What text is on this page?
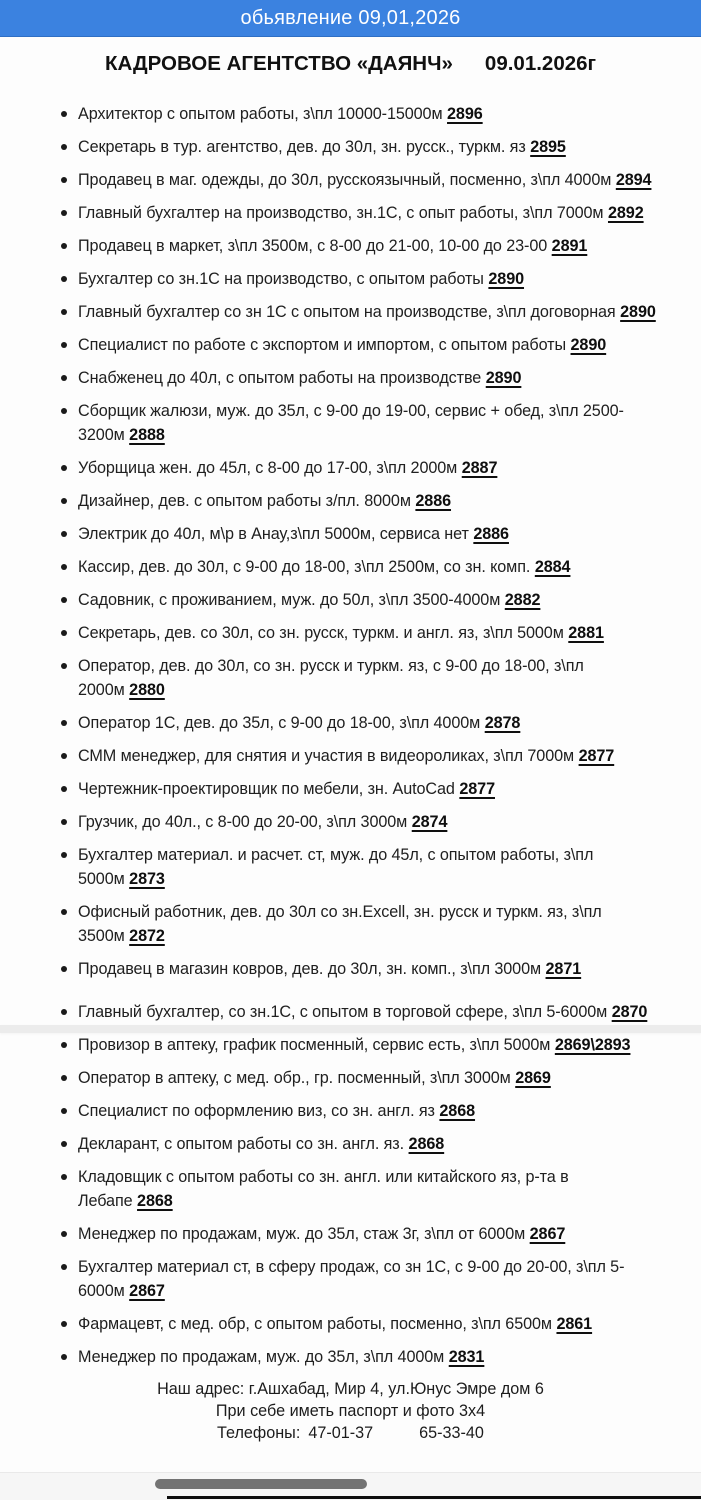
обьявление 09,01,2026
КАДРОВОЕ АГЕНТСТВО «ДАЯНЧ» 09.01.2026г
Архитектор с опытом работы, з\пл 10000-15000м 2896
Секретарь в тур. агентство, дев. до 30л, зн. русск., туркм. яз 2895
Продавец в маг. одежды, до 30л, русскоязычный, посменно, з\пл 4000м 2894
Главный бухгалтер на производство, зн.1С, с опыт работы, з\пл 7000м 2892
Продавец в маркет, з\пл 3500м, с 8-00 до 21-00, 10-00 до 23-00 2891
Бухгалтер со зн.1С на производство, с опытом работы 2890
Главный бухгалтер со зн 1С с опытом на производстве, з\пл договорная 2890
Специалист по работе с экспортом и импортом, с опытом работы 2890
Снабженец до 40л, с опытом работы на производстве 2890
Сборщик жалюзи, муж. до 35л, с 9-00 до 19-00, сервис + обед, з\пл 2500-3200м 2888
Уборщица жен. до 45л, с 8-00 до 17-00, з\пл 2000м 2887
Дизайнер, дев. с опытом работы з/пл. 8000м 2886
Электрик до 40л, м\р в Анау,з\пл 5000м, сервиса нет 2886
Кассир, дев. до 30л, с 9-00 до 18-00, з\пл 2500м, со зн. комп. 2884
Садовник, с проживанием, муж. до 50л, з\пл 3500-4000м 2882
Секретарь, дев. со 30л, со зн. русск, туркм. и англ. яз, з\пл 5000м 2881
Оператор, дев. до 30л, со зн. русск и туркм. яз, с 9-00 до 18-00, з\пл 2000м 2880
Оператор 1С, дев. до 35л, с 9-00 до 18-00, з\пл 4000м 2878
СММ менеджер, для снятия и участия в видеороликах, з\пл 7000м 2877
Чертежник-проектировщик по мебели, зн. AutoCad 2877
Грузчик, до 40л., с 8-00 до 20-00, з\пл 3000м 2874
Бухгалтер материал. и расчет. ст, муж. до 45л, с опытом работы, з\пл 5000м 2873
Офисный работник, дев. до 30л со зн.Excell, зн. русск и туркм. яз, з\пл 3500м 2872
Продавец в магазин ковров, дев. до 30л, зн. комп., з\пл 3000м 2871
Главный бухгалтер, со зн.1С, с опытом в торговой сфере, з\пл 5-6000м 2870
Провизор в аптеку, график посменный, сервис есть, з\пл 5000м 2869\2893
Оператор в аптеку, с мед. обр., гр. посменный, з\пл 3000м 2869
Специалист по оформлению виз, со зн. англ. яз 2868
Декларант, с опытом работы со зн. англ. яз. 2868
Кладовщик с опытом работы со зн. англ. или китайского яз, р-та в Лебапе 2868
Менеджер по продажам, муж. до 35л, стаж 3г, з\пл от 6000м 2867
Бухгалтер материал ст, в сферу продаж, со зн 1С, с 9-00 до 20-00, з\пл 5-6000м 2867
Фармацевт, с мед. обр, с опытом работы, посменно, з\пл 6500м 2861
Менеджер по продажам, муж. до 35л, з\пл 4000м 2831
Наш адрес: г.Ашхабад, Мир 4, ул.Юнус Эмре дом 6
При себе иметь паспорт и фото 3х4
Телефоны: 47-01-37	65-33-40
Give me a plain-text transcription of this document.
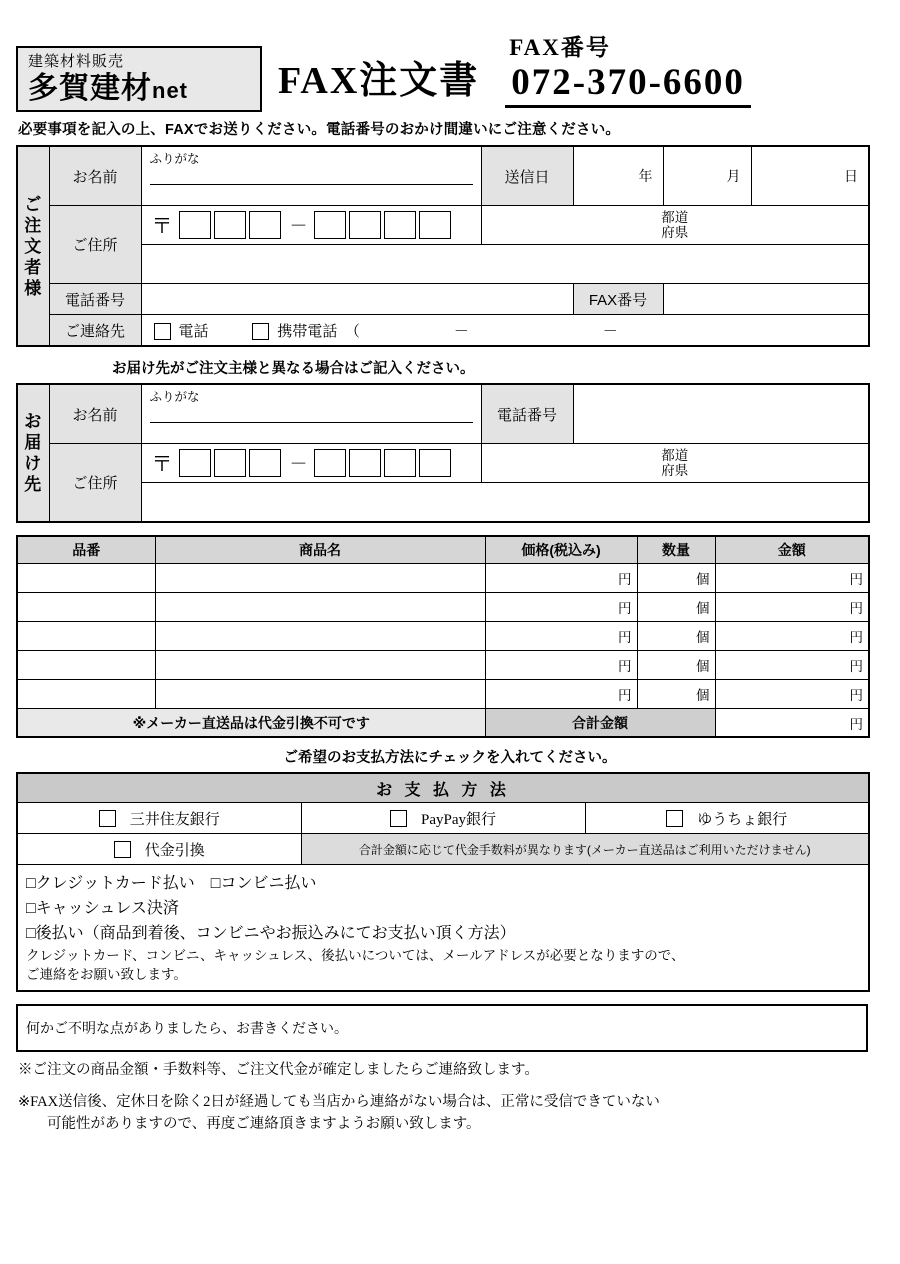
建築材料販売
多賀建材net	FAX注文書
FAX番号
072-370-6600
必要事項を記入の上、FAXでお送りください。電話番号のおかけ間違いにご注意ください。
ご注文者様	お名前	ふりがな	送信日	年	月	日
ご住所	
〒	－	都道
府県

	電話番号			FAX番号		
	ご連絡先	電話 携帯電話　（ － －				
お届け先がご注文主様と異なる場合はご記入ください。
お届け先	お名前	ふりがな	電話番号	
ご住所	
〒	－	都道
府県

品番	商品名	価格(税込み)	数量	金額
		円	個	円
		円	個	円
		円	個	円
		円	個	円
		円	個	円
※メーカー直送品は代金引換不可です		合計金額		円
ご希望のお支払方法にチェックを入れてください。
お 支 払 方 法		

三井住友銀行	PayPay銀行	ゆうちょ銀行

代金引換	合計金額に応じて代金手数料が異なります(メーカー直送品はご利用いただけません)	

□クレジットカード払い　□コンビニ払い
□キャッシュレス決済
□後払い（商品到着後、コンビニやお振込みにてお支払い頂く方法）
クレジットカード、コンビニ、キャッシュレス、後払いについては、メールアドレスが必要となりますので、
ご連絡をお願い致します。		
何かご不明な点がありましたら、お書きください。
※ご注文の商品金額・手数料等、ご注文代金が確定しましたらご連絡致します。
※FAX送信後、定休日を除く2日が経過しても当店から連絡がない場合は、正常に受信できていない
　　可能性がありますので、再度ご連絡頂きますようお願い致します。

--

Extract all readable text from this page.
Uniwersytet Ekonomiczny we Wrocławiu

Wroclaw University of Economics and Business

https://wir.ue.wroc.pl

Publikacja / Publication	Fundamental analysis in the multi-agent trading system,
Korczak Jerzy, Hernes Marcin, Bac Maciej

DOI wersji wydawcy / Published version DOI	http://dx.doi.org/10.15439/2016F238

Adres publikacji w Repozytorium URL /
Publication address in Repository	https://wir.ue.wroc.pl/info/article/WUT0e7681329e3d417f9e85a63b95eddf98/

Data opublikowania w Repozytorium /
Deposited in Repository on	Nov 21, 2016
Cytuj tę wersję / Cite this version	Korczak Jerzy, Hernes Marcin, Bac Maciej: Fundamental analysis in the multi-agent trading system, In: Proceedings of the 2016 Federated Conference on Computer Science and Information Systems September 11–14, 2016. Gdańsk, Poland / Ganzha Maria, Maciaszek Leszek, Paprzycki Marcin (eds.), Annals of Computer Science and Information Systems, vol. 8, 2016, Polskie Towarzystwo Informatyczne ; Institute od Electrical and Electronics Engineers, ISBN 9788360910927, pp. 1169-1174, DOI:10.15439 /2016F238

--

What is asked =
Each line in the listing above that contains "аптеку" should be copied.

Task solution =
Провизор в аптеку, график посменный, сервис есть, з\пл 5000м 2869\2893
Оператор в аптеку, с мед. обр., гр. посменный, з\пл 3000м 2869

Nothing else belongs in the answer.